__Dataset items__
-*-*-
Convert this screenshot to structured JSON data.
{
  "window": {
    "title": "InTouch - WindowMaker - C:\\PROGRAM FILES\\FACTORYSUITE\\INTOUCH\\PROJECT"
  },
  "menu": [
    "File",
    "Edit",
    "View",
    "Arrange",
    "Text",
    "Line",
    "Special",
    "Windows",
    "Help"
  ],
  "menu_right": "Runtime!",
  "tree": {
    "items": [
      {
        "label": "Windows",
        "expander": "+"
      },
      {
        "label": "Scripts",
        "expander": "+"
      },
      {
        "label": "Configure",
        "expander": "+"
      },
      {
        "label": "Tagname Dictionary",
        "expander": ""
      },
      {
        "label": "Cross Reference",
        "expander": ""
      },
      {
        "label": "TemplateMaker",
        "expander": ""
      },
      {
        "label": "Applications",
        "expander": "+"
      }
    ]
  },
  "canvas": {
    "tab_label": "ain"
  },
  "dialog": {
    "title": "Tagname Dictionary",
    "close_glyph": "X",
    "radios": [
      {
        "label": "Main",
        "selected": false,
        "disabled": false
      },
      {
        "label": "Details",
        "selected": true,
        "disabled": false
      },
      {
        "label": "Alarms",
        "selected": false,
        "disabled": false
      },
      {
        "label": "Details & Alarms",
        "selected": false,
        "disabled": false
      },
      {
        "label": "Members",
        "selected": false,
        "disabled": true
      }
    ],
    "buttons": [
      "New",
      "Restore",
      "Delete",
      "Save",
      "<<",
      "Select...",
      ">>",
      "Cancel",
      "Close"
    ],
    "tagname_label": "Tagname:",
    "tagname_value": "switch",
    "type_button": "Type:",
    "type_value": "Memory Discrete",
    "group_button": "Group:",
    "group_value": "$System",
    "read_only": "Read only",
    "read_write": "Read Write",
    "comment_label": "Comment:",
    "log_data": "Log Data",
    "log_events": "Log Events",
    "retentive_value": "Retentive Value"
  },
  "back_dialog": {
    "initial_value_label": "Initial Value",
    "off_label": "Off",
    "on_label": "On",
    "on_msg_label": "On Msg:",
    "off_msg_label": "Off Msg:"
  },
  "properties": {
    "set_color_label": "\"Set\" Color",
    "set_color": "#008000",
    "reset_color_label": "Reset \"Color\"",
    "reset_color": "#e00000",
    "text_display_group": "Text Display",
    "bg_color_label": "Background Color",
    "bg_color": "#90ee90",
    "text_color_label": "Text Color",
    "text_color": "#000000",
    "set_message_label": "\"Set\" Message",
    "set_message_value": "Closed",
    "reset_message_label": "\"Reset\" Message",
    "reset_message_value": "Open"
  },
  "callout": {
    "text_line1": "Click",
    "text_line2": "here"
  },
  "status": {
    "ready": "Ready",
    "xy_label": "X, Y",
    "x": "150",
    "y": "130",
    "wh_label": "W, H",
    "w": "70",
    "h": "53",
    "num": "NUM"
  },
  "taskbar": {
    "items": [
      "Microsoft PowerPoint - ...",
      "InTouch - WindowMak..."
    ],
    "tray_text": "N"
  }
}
-*-*-
__What you should do__
Please repeat the listing exactly, with nothing left out.

__Final result__
Convert this screenshot to structured JSON data.
{
  "window": {
    "title": "InTouch - WindowMaker - C:\\PROGRAM FILES\\FACTORYSUITE\\INTOUCH\\PROJECT"
  },
  "menu": [
    "File",
    "Edit",
    "View",
    "Arrange",
    "Text",
    "Line",
    "Special",
    "Windows",
    "Help"
  ],
  "menu_right": "Runtime!",
  "tree": {
    "items": [
      {
        "label": "Windows",
        "expander": "+"
      },
      {
        "label": "Scripts",
        "expander": "+"
      },
      {
        "label": "Configure",
        "expander": "+"
      },
      {
        "label": "Tagname Dictionary",
        "expander": ""
      },
      {
        "label": "Cross Reference",
        "expander": ""
      },
      {
        "label": "TemplateMaker",
        "expander": ""
      },
      {
        "label": "Applications",
        "expander": "+"
      }
    ]
  },
  "canvas": {
    "tab_label": "ain"
  },
  "dialog": {
    "title": "Tagname Dictionary",
    "close_glyph": "X",
    "radios": [
      {
        "label": "Main",
        "selected": false,
        "disabled": false
      },
      {
        "label": "Details",
        "selected": true,
        "disabled": false
      },
      {
        "label": "Alarms",
        "selected": false,
        "disabled": false
      },
      {
        "label": "Details & Alarms",
        "selected": false,
        "disabled": false
      },
      {
        "label": "Members",
        "selected": false,
        "disabled": true
      }
    ],
    "buttons": [
      "New",
      "Restore",
      "Delete",
      "Save",
      "<<",
      "Select...",
      ">>",
      "Cancel",
      "Close"
    ],
    "tagname_label": "Tagname:",
    "tagname_value": "switch",
    "type_button": "Type:",
    "type_value": "Memory Discrete",
    "group_button": "Group:",
    "group_value": "$System",
    "read_only": "Read only",
    "read_write": "Read Write",
    "comment_label": "Comment:",
    "log_data": "Log Data",
    "log_events": "Log Events",
    "retentive_value": "Retentive Value"
  },
  "back_dialog": {
    "initial_value_label": "Initial Value",
    "off_label": "Off",
    "on_label": "On",
    "on_msg_label": "On Msg:",
    "off_msg_label": "Off Msg:"
  },
  "properties": {
    "set_color_label": "\"Set\" Color",
    "set_color": "#008000",
    "reset_color_label": "Reset \"Color\"",
    "reset_color": "#e00000",
    "text_display_group": "Text Display",
    "bg_color_label": "Background Color",
    "bg_color": "#90ee90",
    "text_color_label": "Text Color",
    "text_color": "#000000",
    "set_message_label": "\"Set\" Message",
    "set_message_value": "Closed",
    "reset_message_label": "\"Reset\" Message",
    "reset_message_value": "Open"
  },
  "callout": {
    "text_line1": "Click",
    "text_line2": "here"
  },
  "status": {
    "ready": "Ready",
    "xy_label": "X, Y",
    "x": "150",
    "y": "130",
    "wh_label": "W, H",
    "w": "70",
    "h": "53",
    "num": "NUM"
  },
  "taskbar": {
    "items": [
      "Microsoft PowerPoint - ...",
      "InTouch - WindowMak..."
    ],
    "tray_text": "N"
  }
}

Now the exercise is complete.